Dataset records
* BEGIN *
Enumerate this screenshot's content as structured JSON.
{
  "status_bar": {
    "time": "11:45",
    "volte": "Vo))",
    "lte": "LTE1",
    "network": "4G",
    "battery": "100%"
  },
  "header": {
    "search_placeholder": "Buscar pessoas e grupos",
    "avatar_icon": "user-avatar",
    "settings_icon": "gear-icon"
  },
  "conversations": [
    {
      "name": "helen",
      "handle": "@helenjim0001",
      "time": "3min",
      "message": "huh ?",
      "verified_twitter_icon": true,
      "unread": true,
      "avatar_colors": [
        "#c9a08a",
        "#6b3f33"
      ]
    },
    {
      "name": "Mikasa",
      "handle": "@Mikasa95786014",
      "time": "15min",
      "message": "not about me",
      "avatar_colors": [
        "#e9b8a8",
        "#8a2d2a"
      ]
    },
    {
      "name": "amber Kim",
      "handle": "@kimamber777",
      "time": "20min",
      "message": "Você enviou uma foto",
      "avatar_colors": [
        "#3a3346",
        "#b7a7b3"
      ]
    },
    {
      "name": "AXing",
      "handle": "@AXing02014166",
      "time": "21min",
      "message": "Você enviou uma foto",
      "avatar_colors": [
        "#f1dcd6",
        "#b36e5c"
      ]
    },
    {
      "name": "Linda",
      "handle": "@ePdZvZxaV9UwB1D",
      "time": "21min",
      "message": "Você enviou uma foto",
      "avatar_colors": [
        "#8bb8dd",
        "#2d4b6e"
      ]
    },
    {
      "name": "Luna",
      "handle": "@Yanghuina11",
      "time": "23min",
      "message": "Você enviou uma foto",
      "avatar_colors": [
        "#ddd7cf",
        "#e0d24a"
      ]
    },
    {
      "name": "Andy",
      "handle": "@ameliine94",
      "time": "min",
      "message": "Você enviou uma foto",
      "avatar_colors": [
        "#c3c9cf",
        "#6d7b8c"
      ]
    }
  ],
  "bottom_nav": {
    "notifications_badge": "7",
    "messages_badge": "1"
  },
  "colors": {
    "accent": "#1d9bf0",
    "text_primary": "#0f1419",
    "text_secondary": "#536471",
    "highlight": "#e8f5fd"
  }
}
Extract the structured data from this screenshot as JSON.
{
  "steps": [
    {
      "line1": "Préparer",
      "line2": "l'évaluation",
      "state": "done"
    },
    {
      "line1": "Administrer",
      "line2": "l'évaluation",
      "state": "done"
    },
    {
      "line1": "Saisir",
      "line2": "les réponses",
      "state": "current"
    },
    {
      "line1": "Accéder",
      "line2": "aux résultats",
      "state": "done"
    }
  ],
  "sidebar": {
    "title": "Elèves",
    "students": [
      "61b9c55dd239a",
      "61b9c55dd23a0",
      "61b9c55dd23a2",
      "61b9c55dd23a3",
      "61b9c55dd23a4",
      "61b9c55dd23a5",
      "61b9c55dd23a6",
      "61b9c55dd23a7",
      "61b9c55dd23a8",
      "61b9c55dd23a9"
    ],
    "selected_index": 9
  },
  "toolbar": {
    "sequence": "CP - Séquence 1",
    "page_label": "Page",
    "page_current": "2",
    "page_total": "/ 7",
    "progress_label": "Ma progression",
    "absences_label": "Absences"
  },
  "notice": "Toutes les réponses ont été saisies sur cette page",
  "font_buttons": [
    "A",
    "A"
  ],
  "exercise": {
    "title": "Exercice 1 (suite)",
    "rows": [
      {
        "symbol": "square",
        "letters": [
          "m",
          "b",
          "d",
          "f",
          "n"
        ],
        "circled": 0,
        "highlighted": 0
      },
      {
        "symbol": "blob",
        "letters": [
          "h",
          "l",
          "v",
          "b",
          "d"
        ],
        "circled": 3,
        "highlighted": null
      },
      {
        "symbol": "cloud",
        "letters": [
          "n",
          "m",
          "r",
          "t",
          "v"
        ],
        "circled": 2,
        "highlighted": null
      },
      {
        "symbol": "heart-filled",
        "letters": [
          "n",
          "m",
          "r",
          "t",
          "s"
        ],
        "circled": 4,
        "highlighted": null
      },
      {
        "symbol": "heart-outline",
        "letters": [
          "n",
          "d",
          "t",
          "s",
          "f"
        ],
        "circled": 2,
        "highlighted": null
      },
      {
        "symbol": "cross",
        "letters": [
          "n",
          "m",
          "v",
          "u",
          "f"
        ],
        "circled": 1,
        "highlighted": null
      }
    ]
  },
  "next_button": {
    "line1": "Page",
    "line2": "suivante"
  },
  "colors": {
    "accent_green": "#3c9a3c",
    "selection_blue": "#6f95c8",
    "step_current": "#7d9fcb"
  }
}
* END *
Type out the entries again, word for word.

Enumerate this screenshot's content as structured JSON.
{
  "status_bar": {
    "time": "11:45",
    "volte": "Vo))",
    "lte": "LTE1",
    "network": "4G",
    "battery": "100%"
  },
  "header": {
    "search_placeholder": "Buscar pessoas e grupos",
    "avatar_icon": "user-avatar",
    "settings_icon": "gear-icon"
  },
  "conversations": [
    {
      "name": "helen",
      "handle": "@helenjim0001",
      "time": "3min",
      "message": "huh ?",
      "verified_twitter_icon": true,
      "unread": true,
      "avatar_colors": [
        "#c9a08a",
        "#6b3f33"
      ]
    },
    {
      "name": "Mikasa",
      "handle": "@Mikasa95786014",
      "time": "15min",
      "message": "not about me",
      "avatar_colors": [
        "#e9b8a8",
        "#8a2d2a"
      ]
    },
    {
      "name": "amber Kim",
      "handle": "@kimamber777",
      "time": "20min",
      "message": "Você enviou uma foto",
      "avatar_colors": [
        "#3a3346",
        "#b7a7b3"
      ]
    },
    {
      "name": "AXing",
      "handle": "@AXing02014166",
      "time": "21min",
      "message": "Você enviou uma foto",
      "avatar_colors": [
        "#f1dcd6",
        "#b36e5c"
      ]
    },
    {
      "name": "Linda",
      "handle": "@ePdZvZxaV9UwB1D",
      "time": "21min",
      "message": "Você enviou uma foto",
      "avatar_colors": [
        "#8bb8dd",
        "#2d4b6e"
      ]
    },
    {
      "name": "Luna",
      "handle": "@Yanghuina11",
      "time": "23min",
      "message": "Você enviou uma foto",
      "avatar_colors": [
        "#ddd7cf",
        "#e0d24a"
      ]
    },
    {
      "name": "Andy",
      "handle": "@ameliine94",
      "time": "min",
      "message": "Você enviou uma foto",
      "avatar_colors": [
        "#c3c9cf",
        "#6d7b8c"
      ]
    }
  ],
  "bottom_nav": {
    "notifications_badge": "7",
    "messages_badge": "1"
  },
  "colors": {
    "accent": "#1d9bf0",
    "text_primary": "#0f1419",
    "text_secondary": "#536471",
    "highlight": "#e8f5fd"
  }
}
Extract the structured data from this screenshot as JSON.
{
  "steps": [
    {
      "line1": "Préparer",
      "line2": "l'évaluation",
      "state": "done"
    },
    {
      "line1": "Administrer",
      "line2": "l'évaluation",
      "state": "done"
    },
    {
      "line1": "Saisir",
      "line2": "les réponses",
      "state": "current"
    },
    {
      "line1": "Accéder",
      "line2": "aux résultats",
      "state": "done"
    }
  ],
  "sidebar": {
    "title": "Elèves",
    "students": [
      "61b9c55dd239a",
      "61b9c55dd23a0",
      "61b9c55dd23a2",
      "61b9c55dd23a3",
      "61b9c55dd23a4",
      "61b9c55dd23a5",
      "61b9c55dd23a6",
      "61b9c55dd23a7",
      "61b9c55dd23a8",
      "61b9c55dd23a9"
    ],
    "selected_index": 9
  },
  "toolbar": {
    "sequence": "CP - Séquence 1",
    "page_label": "Page",
    "page_current": "2",
    "page_total": "/ 7",
    "progress_label": "Ma progression",
    "absences_label": "Absences"
  },
  "notice": "Toutes les réponses ont été saisies sur cette page",
  "font_buttons": [
    "A",
    "A"
  ],
  "exercise": {
    "title": "Exercice 1 (suite)",
    "rows": [
      {
        "symbol": "square",
        "letters": [
          "m",
          "b",
          "d",
          "f",
          "n"
        ],
        "circled": 0,
        "highlighted": 0
      },
      {
        "symbol": "blob",
        "letters": [
          "h",
          "l",
          "v",
          "b",
          "d"
        ],
        "circled": 3,
        "highlighted": null
      },
      {
        "symbol": "cloud",
        "letters": [
          "n",
          "m",
          "r",
          "t",
          "v"
        ],
        "circled": 2,
        "highlighted": null
      },
      {
        "symbol": "heart-filled",
        "letters": [
          "n",
          "m",
          "r",
          "t",
          "s"
        ],
        "circled": 4,
        "highlighted": null
      },
      {
        "symbol": "heart-outline",
        "letters": [
          "n",
          "d",
          "t",
          "s",
          "f"
        ],
        "circled": 2,
        "highlighted": null
      },
      {
        "symbol": "cross",
        "letters": [
          "n",
          "m",
          "v",
          "u",
          "f"
        ],
        "circled": 1,
        "highlighted": null
      }
    ]
  },
  "next_button": {
    "line1": "Page",
    "line2": "suivante"
  },
  "colors": {
    "accent_green": "#3c9a3c",
    "selection_blue": "#6f95c8",
    "step_current": "#7d9fcb"
  }
}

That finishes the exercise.